--- What you need to do ---
1. Using the David W. Hein biography, explain in one to three sentences how his career led to the University of Louisville.
2. Please quote the David W. Hein biography from "David W. Hein is" up to and including "Pharmacology & Toxicology.".
3. Continue the David W. Hein biography from the point where it stops.

--- Excerpted passage ---

== Segment start ==

- Born: Faith, South Dakota
- Education: University of Wisconsin-Eau Claire University of Michigan
- Occupations: Professor; Scientist;
- Known for: Education; Cancer research
- Children: 3 sons

= David W. Hein =

American toxicology professor and scientist

David W. Hein is an American professor and scientist. He is a Distinguished University Scholar at the University of Louisville, where he serves as the Peter K. Knoefel Endowed Chair of Pharmacology and Professor & Chair of the Department of Pharmacology & Toxicology.

==Life and education==
Hein was born in Faith, South Dakota, and attended Wisconsin Lutheran High School in Milwaukee, Wisconsin. He completed his undergraduate work at the University of Wisconsin-Eau Claire, where he received a B.S. in chemistry. He completed his PhD in pharmacology at the University of Michigan.

==Career==
Hein began his career at the Morehouse School of Medicine, where he chaired the Department of Pharmacology. In 1989, he was appointed as Professor and Chair of the Department of Pharmacology and Toxicology at the University of North Dakota, where he became a Chester Fritz Distinguished Professor. In 1997, Hein moved to the University of Louisville, where he serves as the Peter K. Knoefel Professor and Chair of the Department of Pharmacology & Toxicology and Distinguished University Scholar. Additionally, he has presented the Astor Visiting Lectureship at the University of Oxford and served as a visiting professor at the University of Paris. He was elected as a fellow of the Royal Society of Chemistry and of the Academy of ASPET Pharmacology Educators of the American Society for Pharmacology and Experimental Therapeutics.

== Segment end ==

[Excerpts from a dataset]
== Segment start ==

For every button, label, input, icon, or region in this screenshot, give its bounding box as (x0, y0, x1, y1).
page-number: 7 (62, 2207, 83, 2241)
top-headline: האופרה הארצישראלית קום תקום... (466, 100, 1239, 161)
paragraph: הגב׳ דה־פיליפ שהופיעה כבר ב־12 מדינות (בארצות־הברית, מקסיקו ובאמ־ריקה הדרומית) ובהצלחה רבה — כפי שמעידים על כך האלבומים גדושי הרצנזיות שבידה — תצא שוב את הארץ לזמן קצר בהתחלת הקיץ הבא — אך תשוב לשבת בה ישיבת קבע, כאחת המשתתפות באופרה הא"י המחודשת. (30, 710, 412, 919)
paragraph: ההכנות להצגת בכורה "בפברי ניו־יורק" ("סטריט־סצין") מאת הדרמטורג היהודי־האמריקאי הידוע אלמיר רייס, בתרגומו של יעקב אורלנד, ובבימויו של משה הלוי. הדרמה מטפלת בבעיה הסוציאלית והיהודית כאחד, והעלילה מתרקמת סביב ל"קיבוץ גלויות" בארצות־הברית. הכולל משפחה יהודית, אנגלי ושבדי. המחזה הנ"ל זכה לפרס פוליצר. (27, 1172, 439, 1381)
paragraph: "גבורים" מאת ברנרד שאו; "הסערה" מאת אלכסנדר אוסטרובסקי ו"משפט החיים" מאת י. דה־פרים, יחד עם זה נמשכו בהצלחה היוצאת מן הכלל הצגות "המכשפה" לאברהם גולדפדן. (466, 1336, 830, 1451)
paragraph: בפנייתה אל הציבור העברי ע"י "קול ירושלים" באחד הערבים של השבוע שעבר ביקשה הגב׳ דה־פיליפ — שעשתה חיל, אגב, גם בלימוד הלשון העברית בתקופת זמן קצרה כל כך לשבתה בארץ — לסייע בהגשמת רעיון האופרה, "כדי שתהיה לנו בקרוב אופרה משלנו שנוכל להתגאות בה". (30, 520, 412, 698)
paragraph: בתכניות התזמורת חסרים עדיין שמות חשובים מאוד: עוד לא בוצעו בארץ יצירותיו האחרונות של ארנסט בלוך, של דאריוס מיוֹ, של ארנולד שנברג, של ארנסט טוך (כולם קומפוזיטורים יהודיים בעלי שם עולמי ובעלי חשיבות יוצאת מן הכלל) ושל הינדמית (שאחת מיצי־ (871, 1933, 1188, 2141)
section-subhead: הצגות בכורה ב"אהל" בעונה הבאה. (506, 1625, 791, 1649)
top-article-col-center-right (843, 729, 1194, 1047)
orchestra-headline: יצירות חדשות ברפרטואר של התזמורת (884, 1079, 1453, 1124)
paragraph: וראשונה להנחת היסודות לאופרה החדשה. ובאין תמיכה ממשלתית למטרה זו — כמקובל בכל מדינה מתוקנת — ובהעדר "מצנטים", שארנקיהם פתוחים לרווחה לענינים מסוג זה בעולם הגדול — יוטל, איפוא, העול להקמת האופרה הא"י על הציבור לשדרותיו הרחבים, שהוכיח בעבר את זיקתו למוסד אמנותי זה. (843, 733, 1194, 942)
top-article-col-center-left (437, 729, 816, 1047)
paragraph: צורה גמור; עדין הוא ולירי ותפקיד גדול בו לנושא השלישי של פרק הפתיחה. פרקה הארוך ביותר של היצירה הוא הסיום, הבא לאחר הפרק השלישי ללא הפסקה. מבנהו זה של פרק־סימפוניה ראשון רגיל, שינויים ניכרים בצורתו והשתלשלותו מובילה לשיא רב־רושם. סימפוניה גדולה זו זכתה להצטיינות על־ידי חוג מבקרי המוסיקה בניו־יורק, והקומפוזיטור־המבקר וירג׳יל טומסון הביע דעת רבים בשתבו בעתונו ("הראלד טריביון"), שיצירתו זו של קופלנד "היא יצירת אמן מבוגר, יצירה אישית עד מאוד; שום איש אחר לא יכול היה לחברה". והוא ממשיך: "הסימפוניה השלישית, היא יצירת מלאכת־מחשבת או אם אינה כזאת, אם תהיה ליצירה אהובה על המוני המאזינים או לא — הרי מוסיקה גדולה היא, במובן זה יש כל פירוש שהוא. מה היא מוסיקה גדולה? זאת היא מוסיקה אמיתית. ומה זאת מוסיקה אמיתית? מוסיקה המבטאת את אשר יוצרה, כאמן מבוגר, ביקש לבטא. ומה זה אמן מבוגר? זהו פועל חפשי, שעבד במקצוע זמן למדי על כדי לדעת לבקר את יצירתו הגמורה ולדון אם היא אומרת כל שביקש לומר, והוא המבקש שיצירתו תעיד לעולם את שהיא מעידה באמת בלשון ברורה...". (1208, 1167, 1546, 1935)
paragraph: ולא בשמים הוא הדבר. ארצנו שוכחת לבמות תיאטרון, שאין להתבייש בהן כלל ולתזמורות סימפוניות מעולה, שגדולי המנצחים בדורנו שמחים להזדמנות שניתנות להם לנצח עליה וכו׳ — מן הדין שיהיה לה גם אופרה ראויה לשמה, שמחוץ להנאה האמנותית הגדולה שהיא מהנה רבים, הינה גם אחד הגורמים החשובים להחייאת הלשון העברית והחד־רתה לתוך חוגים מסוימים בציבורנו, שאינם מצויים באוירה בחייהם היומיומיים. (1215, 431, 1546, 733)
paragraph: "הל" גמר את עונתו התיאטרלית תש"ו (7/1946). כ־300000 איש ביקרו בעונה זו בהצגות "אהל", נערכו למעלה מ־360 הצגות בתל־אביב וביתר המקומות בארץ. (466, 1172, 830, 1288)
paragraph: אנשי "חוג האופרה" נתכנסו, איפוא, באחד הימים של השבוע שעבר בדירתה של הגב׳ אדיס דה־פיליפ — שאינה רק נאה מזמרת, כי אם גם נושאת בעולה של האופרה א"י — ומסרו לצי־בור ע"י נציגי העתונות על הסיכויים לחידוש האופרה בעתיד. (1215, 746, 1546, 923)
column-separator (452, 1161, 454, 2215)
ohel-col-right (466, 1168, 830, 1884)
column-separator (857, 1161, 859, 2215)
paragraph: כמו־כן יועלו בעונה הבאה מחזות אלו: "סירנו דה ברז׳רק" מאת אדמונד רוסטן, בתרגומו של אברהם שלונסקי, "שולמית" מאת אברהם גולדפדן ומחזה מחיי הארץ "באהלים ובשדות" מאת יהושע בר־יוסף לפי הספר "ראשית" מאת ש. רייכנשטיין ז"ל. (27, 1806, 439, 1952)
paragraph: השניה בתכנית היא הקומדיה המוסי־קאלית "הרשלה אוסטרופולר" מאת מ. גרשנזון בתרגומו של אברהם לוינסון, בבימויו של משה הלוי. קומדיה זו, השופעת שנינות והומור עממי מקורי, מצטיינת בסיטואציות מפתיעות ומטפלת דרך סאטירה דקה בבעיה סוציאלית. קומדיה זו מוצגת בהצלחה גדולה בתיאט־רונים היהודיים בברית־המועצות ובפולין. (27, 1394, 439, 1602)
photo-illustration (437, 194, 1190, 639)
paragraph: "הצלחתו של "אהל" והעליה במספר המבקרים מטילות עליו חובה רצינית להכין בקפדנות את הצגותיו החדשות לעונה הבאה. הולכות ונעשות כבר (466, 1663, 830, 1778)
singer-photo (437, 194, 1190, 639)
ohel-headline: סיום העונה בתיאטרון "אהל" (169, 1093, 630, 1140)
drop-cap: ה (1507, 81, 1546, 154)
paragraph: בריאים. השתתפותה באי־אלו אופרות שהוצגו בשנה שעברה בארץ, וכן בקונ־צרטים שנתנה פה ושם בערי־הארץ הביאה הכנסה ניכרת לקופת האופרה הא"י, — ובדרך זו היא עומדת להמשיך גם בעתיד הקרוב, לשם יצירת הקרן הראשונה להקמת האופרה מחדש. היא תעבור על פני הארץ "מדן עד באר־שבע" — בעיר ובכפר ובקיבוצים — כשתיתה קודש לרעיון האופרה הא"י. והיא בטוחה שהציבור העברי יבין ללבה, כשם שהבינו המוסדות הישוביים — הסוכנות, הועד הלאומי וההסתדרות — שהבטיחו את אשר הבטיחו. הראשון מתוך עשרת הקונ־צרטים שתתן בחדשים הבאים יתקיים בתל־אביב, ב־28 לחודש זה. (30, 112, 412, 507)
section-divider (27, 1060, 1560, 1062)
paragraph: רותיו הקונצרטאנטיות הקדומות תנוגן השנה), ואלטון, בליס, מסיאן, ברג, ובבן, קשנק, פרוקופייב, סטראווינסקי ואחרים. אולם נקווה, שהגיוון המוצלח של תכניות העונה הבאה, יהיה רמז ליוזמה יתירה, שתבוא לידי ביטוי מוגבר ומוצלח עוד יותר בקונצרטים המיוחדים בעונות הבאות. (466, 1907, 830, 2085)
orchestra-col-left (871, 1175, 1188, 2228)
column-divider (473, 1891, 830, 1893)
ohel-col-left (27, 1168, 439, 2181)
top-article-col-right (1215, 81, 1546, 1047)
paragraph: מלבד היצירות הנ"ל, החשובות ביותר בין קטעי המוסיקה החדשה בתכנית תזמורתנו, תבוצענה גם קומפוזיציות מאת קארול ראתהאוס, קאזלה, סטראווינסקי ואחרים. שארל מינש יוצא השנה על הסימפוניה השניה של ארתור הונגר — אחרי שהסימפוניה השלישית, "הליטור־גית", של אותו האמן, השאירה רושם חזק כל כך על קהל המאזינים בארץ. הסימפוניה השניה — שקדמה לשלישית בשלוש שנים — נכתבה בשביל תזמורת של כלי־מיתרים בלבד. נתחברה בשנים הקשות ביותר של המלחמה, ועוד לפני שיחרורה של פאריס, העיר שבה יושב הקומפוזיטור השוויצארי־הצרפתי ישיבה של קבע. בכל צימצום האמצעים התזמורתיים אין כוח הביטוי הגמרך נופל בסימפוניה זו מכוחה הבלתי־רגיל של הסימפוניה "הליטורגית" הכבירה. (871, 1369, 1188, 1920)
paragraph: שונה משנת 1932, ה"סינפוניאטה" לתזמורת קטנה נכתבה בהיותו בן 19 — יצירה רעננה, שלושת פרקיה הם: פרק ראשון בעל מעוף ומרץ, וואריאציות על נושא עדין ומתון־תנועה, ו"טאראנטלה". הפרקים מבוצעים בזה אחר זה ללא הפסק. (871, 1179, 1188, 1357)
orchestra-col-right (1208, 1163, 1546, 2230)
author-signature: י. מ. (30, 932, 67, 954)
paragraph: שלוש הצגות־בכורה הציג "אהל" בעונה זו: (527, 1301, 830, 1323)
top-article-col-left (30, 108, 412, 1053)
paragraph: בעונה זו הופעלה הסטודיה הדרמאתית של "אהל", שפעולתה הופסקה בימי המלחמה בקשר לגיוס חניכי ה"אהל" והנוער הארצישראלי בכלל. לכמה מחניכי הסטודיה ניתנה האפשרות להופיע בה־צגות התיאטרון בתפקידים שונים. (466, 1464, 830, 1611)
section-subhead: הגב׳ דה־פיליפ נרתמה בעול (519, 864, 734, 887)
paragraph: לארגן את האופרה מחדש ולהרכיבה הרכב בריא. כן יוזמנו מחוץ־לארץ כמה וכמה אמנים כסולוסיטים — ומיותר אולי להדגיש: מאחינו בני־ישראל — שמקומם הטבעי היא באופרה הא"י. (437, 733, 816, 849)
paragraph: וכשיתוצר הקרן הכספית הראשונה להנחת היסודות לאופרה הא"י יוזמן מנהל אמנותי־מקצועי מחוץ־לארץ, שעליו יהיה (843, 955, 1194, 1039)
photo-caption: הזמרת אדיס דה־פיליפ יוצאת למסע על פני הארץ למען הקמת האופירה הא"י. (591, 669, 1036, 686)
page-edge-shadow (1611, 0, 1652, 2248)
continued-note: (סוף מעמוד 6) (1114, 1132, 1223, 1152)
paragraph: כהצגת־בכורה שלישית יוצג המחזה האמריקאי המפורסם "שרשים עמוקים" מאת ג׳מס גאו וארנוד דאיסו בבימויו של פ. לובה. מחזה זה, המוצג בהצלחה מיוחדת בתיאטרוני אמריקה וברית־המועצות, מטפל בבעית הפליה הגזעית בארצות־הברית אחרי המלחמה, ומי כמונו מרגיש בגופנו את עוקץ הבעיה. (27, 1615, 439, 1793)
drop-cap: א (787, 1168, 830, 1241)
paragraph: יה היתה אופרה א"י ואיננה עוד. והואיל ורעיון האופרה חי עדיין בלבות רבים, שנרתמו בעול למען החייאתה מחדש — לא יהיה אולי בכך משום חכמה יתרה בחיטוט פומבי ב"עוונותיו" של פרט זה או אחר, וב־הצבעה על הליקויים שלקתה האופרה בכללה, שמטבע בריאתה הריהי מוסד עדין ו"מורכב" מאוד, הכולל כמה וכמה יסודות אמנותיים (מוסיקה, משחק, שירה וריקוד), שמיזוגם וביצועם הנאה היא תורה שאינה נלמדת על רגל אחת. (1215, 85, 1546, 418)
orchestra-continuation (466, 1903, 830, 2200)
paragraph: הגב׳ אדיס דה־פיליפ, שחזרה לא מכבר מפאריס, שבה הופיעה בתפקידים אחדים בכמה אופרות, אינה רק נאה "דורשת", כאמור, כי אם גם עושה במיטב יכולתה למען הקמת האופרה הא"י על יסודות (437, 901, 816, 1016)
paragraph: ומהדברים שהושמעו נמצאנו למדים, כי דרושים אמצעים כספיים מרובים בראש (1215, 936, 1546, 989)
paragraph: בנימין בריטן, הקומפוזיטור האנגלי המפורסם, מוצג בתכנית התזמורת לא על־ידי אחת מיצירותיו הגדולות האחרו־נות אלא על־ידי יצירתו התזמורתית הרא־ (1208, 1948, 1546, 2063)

== Segment end ==

--- Answers for each item ---
1. Hein began at the Morehouse School of Medicine, where he chaired the Department of Pharmacology. In 1989 he was appointed Professor and Chair of the Department of Pharmacology and Toxicology at the University of North Dakota. In 1997 he moved to the University of Louisville.

2.
David W. Hein is an American professor and scientist. He is a Distinguished University Scholar at the University of Louisville, where he serves as the Peter K. Knoefel Endowed Chair of Pharmacology and Professor & Chair of the Department of Pharmacology & Toxicology.

3.
==Research==
Hein's research program incorporates precision environmental health and precision medicine. This includes research in personalized medicine and individual susceptibility to environmental diseases. Additionally, his research in pharmacogenomics sheds light on the genetic causes of prescription drug failure. Widely published in scientific journals, Hein has authored over 1000 scholarly and creative works. He has delivered over 150 presentations across the US and the world.